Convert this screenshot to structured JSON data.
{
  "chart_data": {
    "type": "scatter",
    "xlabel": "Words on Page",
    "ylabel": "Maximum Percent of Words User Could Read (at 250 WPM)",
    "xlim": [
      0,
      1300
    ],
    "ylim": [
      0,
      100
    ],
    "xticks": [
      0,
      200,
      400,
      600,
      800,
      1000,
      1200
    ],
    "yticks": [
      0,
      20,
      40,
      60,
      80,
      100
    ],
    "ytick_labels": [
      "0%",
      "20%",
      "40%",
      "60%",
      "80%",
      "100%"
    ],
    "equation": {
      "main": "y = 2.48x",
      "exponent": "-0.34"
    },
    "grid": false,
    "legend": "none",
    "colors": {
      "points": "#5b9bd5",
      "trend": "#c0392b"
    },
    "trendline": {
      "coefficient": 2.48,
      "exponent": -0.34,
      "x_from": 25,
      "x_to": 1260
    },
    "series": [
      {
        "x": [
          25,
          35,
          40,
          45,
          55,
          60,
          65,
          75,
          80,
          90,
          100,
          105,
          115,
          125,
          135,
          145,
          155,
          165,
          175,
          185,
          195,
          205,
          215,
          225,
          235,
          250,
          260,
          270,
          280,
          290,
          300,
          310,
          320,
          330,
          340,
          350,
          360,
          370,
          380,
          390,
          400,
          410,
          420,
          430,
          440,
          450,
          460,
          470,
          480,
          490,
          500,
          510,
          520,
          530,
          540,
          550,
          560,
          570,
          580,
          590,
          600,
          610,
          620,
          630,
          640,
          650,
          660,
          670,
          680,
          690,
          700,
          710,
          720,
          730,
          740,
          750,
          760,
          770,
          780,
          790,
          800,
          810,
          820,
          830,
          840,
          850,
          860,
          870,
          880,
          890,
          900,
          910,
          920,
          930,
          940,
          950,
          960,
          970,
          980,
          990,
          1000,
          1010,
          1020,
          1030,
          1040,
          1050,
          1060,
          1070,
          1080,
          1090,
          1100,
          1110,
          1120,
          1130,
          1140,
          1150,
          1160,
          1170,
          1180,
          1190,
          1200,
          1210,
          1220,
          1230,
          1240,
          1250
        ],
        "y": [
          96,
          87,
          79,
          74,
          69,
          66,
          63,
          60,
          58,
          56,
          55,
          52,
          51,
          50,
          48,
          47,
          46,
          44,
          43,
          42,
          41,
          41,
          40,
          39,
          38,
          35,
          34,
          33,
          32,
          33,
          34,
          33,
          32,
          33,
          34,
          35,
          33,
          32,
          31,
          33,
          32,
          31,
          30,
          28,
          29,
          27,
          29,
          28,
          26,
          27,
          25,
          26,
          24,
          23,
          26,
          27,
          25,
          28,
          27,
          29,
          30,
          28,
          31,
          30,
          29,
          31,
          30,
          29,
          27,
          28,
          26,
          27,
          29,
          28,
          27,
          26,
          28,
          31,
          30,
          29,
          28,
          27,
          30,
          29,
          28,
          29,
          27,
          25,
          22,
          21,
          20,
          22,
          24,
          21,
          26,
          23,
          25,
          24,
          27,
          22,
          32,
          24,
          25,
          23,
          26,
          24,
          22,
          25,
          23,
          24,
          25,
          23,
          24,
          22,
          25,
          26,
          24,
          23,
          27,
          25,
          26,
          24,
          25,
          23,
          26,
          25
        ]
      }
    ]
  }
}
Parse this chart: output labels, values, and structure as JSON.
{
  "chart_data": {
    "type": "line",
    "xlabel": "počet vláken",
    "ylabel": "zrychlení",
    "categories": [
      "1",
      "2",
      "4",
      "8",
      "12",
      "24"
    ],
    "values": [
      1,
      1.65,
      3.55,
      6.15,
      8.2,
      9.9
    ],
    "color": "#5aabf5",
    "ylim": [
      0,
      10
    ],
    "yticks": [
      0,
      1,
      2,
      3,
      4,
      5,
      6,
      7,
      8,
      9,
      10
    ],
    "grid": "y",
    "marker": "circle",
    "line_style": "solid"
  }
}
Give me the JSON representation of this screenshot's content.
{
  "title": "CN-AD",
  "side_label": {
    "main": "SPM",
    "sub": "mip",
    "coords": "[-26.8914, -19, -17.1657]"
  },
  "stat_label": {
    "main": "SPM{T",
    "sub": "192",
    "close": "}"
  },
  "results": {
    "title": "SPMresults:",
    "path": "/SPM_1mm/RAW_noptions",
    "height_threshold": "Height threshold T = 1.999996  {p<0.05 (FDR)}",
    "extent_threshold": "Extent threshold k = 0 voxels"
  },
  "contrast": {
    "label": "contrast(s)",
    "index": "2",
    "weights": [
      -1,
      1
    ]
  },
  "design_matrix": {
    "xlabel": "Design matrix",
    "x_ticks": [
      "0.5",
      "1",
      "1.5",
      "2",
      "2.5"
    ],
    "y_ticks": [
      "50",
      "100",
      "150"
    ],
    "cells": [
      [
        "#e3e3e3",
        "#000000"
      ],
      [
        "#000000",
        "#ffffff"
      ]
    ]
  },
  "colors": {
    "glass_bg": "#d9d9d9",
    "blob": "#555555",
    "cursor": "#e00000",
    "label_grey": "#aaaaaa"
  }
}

▶ [Task instructions]
Retype every entry word for word.

▶ [Solved problem]
Convert this screenshot to structured JSON data.
{
  "chart_data": {
    "type": "scatter",
    "xlabel": "Words on Page",
    "ylabel": "Maximum Percent of Words User Could Read (at 250 WPM)",
    "xlim": [
      0,
      1300
    ],
    "ylim": [
      0,
      100
    ],
    "xticks": [
      0,
      200,
      400,
      600,
      800,
      1000,
      1200
    ],
    "yticks": [
      0,
      20,
      40,
      60,
      80,
      100
    ],
    "ytick_labels": [
      "0%",
      "20%",
      "40%",
      "60%",
      "80%",
      "100%"
    ],
    "equation": {
      "main": "y = 2.48x",
      "exponent": "-0.34"
    },
    "grid": false,
    "legend": "none",
    "colors": {
      "points": "#5b9bd5",
      "trend": "#c0392b"
    },
    "trendline": {
      "coefficient": 2.48,
      "exponent": -0.34,
      "x_from": 25,
      "x_to": 1260
    },
    "series": [
      {
        "x": [
          25,
          35,
          40,
          45,
          55,
          60,
          65,
          75,
          80,
          90,
          100,
          105,
          115,
          125,
          135,
          145,
          155,
          165,
          175,
          185,
          195,
          205,
          215,
          225,
          235,
          250,
          260,
          270,
          280,
          290,
          300,
          310,
          320,
          330,
          340,
          350,
          360,
          370,
          380,
          390,
          400,
          410,
          420,
          430,
          440,
          450,
          460,
          470,
          480,
          490,
          500,
          510,
          520,
          530,
          540,
          550,
          560,
          570,
          580,
          590,
          600,
          610,
          620,
          630,
          640,
          650,
          660,
          670,
          680,
          690,
          700,
          710,
          720,
          730,
          740,
          750,
          760,
          770,
          780,
          790,
          800,
          810,
          820,
          830,
          840,
          850,
          860,
          870,
          880,
          890,
          900,
          910,
          920,
          930,
          940,
          950,
          960,
          970,
          980,
          990,
          1000,
          1010,
          1020,
          1030,
          1040,
          1050,
          1060,
          1070,
          1080,
          1090,
          1100,
          1110,
          1120,
          1130,
          1140,
          1150,
          1160,
          1170,
          1180,
          1190,
          1200,
          1210,
          1220,
          1230,
          1240,
          1250
        ],
        "y": [
          96,
          87,
          79,
          74,
          69,
          66,
          63,
          60,
          58,
          56,
          55,
          52,
          51,
          50,
          48,
          47,
          46,
          44,
          43,
          42,
          41,
          41,
          40,
          39,
          38,
          35,
          34,
          33,
          32,
          33,
          34,
          33,
          32,
          33,
          34,
          35,
          33,
          32,
          31,
          33,
          32,
          31,
          30,
          28,
          29,
          27,
          29,
          28,
          26,
          27,
          25,
          26,
          24,
          23,
          26,
          27,
          25,
          28,
          27,
          29,
          30,
          28,
          31,
          30,
          29,
          31,
          30,
          29,
          27,
          28,
          26,
          27,
          29,
          28,
          27,
          26,
          28,
          31,
          30,
          29,
          28,
          27,
          30,
          29,
          28,
          29,
          27,
          25,
          22,
          21,
          20,
          22,
          24,
          21,
          26,
          23,
          25,
          24,
          27,
          22,
          32,
          24,
          25,
          23,
          26,
          24,
          22,
          25,
          23,
          24,
          25,
          23,
          24,
          22,
          25,
          26,
          24,
          23,
          27,
          25,
          26,
          24,
          25,
          23,
          26,
          25
        ]
      }
    ]
  }
}
Parse this chart: output labels, values, and structure as JSON.
{
  "chart_data": {
    "type": "line",
    "xlabel": "počet vláken",
    "ylabel": "zrychlení",
    "categories": [
      "1",
      "2",
      "4",
      "8",
      "12",
      "24"
    ],
    "values": [
      1,
      1.65,
      3.55,
      6.15,
      8.2,
      9.9
    ],
    "color": "#5aabf5",
    "ylim": [
      0,
      10
    ],
    "yticks": [
      0,
      1,
      2,
      3,
      4,
      5,
      6,
      7,
      8,
      9,
      10
    ],
    "grid": "y",
    "marker": "circle",
    "line_style": "solid"
  }
}
Give me the JSON representation of this screenshot's content.
{
  "title": "CN-AD",
  "side_label": {
    "main": "SPM",
    "sub": "mip",
    "coords": "[-26.8914, -19, -17.1657]"
  },
  "stat_label": {
    "main": "SPM{T",
    "sub": "192",
    "close": "}"
  },
  "results": {
    "title": "SPMresults:",
    "path": "/SPM_1mm/RAW_noptions",
    "height_threshold": "Height threshold T = 1.999996  {p<0.05 (FDR)}",
    "extent_threshold": "Extent threshold k = 0 voxels"
  },
  "contrast": {
    "label": "contrast(s)",
    "index": "2",
    "weights": [
      -1,
      1
    ]
  },
  "design_matrix": {
    "xlabel": "Design matrix",
    "x_ticks": [
      "0.5",
      "1",
      "1.5",
      "2",
      "2.5"
    ],
    "y_ticks": [
      "50",
      "100",
      "150"
    ],
    "cells": [
      [
        "#e3e3e3",
        "#000000"
      ],
      [
        "#000000",
        "#ffffff"
      ]
    ]
  },
  "colors": {
    "glass_bg": "#d9d9d9",
    "blob": "#555555",
    "cursor": "#e00000",
    "label_grey": "#aaaaaa"
  }
}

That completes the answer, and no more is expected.